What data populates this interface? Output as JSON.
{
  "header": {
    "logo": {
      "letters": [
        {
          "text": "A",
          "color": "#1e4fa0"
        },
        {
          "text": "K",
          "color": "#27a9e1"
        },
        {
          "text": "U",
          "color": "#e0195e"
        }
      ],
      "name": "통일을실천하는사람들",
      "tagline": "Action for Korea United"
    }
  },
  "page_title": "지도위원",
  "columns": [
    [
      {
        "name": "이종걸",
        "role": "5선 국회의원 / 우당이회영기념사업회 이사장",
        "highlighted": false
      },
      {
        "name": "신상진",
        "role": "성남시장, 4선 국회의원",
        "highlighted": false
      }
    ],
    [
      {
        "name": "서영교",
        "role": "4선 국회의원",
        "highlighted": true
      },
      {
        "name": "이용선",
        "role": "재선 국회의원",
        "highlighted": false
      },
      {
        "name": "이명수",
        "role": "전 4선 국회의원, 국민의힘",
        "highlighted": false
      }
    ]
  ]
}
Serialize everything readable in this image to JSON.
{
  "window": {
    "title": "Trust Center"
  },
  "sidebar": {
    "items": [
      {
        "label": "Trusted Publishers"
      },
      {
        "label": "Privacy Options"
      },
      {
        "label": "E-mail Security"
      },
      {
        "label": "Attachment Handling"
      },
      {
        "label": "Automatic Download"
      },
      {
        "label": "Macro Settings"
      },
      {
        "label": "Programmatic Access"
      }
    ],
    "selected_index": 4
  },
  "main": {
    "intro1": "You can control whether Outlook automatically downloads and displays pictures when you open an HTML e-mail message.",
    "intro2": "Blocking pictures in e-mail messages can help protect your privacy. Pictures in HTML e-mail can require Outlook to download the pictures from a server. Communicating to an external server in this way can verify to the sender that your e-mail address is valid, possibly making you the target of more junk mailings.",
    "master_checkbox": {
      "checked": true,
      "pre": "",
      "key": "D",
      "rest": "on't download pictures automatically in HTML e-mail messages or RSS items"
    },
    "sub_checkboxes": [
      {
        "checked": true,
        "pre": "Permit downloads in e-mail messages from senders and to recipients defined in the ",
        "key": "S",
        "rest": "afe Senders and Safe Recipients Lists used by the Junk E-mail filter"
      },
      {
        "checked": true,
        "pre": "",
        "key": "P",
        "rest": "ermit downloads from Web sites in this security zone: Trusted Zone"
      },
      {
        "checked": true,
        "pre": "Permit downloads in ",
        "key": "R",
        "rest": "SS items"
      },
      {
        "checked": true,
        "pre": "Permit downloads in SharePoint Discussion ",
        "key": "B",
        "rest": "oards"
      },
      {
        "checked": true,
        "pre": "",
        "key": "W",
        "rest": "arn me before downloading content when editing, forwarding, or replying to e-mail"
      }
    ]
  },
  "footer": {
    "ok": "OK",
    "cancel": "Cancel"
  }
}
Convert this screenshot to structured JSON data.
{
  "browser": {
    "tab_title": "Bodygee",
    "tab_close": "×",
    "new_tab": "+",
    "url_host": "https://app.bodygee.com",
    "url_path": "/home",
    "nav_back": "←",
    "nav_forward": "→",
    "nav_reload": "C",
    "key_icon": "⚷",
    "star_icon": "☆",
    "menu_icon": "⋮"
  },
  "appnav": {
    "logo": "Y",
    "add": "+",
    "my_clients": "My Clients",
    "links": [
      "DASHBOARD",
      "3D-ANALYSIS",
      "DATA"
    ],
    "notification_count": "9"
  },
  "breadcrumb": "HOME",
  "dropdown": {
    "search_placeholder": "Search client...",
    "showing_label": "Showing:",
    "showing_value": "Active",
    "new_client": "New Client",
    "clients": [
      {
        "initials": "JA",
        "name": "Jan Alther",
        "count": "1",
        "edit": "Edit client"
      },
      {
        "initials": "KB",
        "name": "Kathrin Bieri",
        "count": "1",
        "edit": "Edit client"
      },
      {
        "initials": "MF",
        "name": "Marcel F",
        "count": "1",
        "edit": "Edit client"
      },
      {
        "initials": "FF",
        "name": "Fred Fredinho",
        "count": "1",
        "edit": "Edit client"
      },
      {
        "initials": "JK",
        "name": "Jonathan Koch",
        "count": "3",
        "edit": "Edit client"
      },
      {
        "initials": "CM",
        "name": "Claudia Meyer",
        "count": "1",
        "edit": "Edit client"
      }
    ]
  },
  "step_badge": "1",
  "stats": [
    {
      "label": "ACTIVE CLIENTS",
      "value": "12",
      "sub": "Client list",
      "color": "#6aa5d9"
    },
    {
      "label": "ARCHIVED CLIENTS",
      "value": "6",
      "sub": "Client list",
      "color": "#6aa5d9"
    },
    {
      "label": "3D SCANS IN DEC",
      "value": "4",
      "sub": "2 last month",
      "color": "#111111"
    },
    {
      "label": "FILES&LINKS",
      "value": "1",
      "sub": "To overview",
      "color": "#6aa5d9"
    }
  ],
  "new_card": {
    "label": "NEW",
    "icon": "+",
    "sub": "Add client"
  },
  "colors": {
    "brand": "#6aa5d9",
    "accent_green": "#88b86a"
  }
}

▸ TO DO
Go through the listing and print each line exactly as it appears.

▸ ANSWER TO THIS TASK
What data populates this interface? Output as JSON.
{
  "header": {
    "logo": {
      "letters": [
        {
          "text": "A",
          "color": "#1e4fa0"
        },
        {
          "text": "K",
          "color": "#27a9e1"
        },
        {
          "text": "U",
          "color": "#e0195e"
        }
      ],
      "name": "통일을실천하는사람들",
      "tagline": "Action for Korea United"
    }
  },
  "page_title": "지도위원",
  "columns": [
    [
      {
        "name": "이종걸",
        "role": "5선 국회의원 / 우당이회영기념사업회 이사장",
        "highlighted": false
      },
      {
        "name": "신상진",
        "role": "성남시장, 4선 국회의원",
        "highlighted": false
      }
    ],
    [
      {
        "name": "서영교",
        "role": "4선 국회의원",
        "highlighted": true
      },
      {
        "name": "이용선",
        "role": "재선 국회의원",
        "highlighted": false
      },
      {
        "name": "이명수",
        "role": "전 4선 국회의원, 국민의힘",
        "highlighted": false
      }
    ]
  ]
}
Serialize everything readable in this image to JSON.
{
  "window": {
    "title": "Trust Center"
  },
  "sidebar": {
    "items": [
      {
        "label": "Trusted Publishers"
      },
      {
        "label": "Privacy Options"
      },
      {
        "label": "E-mail Security"
      },
      {
        "label": "Attachment Handling"
      },
      {
        "label": "Automatic Download"
      },
      {
        "label": "Macro Settings"
      },
      {
        "label": "Programmatic Access"
      }
    ],
    "selected_index": 4
  },
  "main": {
    "intro1": "You can control whether Outlook automatically downloads and displays pictures when you open an HTML e-mail message.",
    "intro2": "Blocking pictures in e-mail messages can help protect your privacy. Pictures in HTML e-mail can require Outlook to download the pictures from a server. Communicating to an external server in this way can verify to the sender that your e-mail address is valid, possibly making you the target of more junk mailings.",
    "master_checkbox": {
      "checked": true,
      "pre": "",
      "key": "D",
      "rest": "on't download pictures automatically in HTML e-mail messages or RSS items"
    },
    "sub_checkboxes": [
      {
        "checked": true,
        "pre": "Permit downloads in e-mail messages from senders and to recipients defined in the ",
        "key": "S",
        "rest": "afe Senders and Safe Recipients Lists used by the Junk E-mail filter"
      },
      {
        "checked": true,
        "pre": "",
        "key": "P",
        "rest": "ermit downloads from Web sites in this security zone: Trusted Zone"
      },
      {
        "checked": true,
        "pre": "Permit downloads in ",
        "key": "R",
        "rest": "SS items"
      },
      {
        "checked": true,
        "pre": "Permit downloads in SharePoint Discussion ",
        "key": "B",
        "rest": "oards"
      },
      {
        "checked": true,
        "pre": "",
        "key": "W",
        "rest": "arn me before downloading content when editing, forwarding, or replying to e-mail"
      }
    ]
  },
  "footer": {
    "ok": "OK",
    "cancel": "Cancel"
  }
}
Convert this screenshot to structured JSON data.
{
  "browser": {
    "tab_title": "Bodygee",
    "tab_close": "×",
    "new_tab": "+",
    "url_host": "https://app.bodygee.com",
    "url_path": "/home",
    "nav_back": "←",
    "nav_forward": "→",
    "nav_reload": "C",
    "key_icon": "⚷",
    "star_icon": "☆",
    "menu_icon": "⋮"
  },
  "appnav": {
    "logo": "Y",
    "add": "+",
    "my_clients": "My Clients",
    "links": [
      "DASHBOARD",
      "3D-ANALYSIS",
      "DATA"
    ],
    "notification_count": "9"
  },
  "breadcrumb": "HOME",
  "dropdown": {
    "search_placeholder": "Search client...",
    "showing_label": "Showing:",
    "showing_value": "Active",
    "new_client": "New Client",
    "clients": [
      {
        "initials": "JA",
        "name": "Jan Alther",
        "count": "1",
        "edit": "Edit client"
      },
      {
        "initials": "KB",
        "name": "Kathrin Bieri",
        "count": "1",
        "edit": "Edit client"
      },
      {
        "initials": "MF",
        "name": "Marcel F",
        "count": "1",
        "edit": "Edit client"
      },
      {
        "initials": "FF",
        "name": "Fred Fredinho",
        "count": "1",
        "edit": "Edit client"
      },
      {
        "initials": "JK",
        "name": "Jonathan Koch",
        "count": "3",
        "edit": "Edit client"
      },
      {
        "initials": "CM",
        "name": "Claudia Meyer",
        "count": "1",
        "edit": "Edit client"
      }
    ]
  },
  "step_badge": "1",
  "stats": [
    {
      "label": "ACTIVE CLIENTS",
      "value": "12",
      "sub": "Client list",
      "color": "#6aa5d9"
    },
    {
      "label": "ARCHIVED CLIENTS",
      "value": "6",
      "sub": "Client list",
      "color": "#6aa5d9"
    },
    {
      "label": "3D SCANS IN DEC",
      "value": "4",
      "sub": "2 last month",
      "color": "#111111"
    },
    {
      "label": "FILES&LINKS",
      "value": "1",
      "sub": "To overview",
      "color": "#6aa5d9"
    }
  ],
  "new_card": {
    "label": "NEW",
    "icon": "+",
    "sub": "Add client"
  },
  "colors": {
    "brand": "#6aa5d9",
    "accent_green": "#88b86a"
  }
}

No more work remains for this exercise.